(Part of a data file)
[Start]
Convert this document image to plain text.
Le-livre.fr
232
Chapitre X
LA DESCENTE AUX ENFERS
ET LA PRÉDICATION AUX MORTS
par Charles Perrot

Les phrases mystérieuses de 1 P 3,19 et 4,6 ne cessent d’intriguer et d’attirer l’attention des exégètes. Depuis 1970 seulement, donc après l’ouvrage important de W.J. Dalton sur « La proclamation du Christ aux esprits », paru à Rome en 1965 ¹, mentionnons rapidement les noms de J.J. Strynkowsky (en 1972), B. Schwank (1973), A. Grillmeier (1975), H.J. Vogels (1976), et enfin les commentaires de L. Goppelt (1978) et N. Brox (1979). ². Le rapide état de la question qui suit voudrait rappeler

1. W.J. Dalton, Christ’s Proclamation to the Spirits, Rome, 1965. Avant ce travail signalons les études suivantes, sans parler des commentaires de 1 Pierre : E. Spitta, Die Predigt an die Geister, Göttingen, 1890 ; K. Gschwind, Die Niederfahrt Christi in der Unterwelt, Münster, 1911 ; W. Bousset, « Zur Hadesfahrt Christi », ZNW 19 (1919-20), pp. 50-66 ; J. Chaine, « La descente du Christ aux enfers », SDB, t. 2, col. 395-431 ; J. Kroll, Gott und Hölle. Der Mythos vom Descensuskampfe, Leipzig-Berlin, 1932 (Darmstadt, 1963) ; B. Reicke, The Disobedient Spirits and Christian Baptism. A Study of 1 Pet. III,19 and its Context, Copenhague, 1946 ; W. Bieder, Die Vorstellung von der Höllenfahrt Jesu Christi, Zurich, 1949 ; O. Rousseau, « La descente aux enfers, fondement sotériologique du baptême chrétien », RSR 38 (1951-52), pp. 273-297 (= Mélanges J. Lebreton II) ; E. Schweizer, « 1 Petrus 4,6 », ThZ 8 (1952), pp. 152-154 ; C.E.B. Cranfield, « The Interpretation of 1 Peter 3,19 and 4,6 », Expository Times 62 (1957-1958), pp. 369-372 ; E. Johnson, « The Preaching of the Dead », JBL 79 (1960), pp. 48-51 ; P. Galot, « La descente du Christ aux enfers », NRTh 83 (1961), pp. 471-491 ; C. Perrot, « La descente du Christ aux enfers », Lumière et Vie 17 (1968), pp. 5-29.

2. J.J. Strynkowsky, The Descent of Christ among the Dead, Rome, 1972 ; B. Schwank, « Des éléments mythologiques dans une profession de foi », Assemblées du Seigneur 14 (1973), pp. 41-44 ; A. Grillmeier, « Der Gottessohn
[End]
= Exercise prompt =
Reproduce the data in its entirety, matching each character.

= Correct response =
Convert this document image to plain text.
Le-livre.fr
232
Chapitre X
LA DESCENTE AUX ENFERS
ET LA PRÉDICATION AUX MORTS
par Charles Perrot

Les phrases mystérieuses de 1 P 3,19 et 4,6 ne cessent d’intriguer et d’attirer l’attention des exégètes. Depuis 1970 seulement, donc après l’ouvrage important de W.J. Dalton sur « La proclamation du Christ aux esprits », paru à Rome en 1965 ¹, mentionnons rapidement les noms de J.J. Strynkowsky (en 1972), B. Schwank (1973), A. Grillmeier (1975), H.J. Vogels (1976), et enfin les commentaires de L. Goppelt (1978) et N. Brox (1979). ². Le rapide état de la question qui suit voudrait rappeler

1. W.J. Dalton, Christ’s Proclamation to the Spirits, Rome, 1965. Avant ce travail signalons les études suivantes, sans parler des commentaires de 1 Pierre : E. Spitta, Die Predigt an die Geister, Göttingen, 1890 ; K. Gschwind, Die Niederfahrt Christi in der Unterwelt, Münster, 1911 ; W. Bousset, « Zur Hadesfahrt Christi », ZNW 19 (1919-20), pp. 50-66 ; J. Chaine, « La descente du Christ aux enfers », SDB, t. 2, col. 395-431 ; J. Kroll, Gott und Hölle. Der Mythos vom Descensuskampfe, Leipzig-Berlin, 1932 (Darmstadt, 1963) ; B. Reicke, The Disobedient Spirits and Christian Baptism. A Study of 1 Pet. III,19 and its Context, Copenhague, 1946 ; W. Bieder, Die Vorstellung von der Höllenfahrt Jesu Christi, Zurich, 1949 ; O. Rousseau, « La descente aux enfers, fondement sotériologique du baptême chrétien », RSR 38 (1951-52), pp. 273-297 (= Mélanges J. Lebreton II) ; E. Schweizer, « 1 Petrus 4,6 », ThZ 8 (1952), pp. 152-154 ; C.E.B. Cranfield, « The Interpretation of 1 Peter 3,19 and 4,6 », Expository Times 62 (1957-1958), pp. 369-372 ; E. Johnson, « The Preaching of the Dead », JBL 79 (1960), pp. 48-51 ; P. Galot, « La descente du Christ aux enfers », NRTh 83 (1961), pp. 471-491 ; C. Perrot, « La descente du Christ aux enfers », Lumière et Vie 17 (1968), pp. 5-29.

2. J.J. Strynkowsky, The Descent of Christ among the Dead, Rome, 1972 ; B. Schwank, « Des éléments mythologiques dans une profession de foi », Assemblées du Seigneur 14 (1973), pp. 41-44 ; A. Grillmeier, « Der Gottessohn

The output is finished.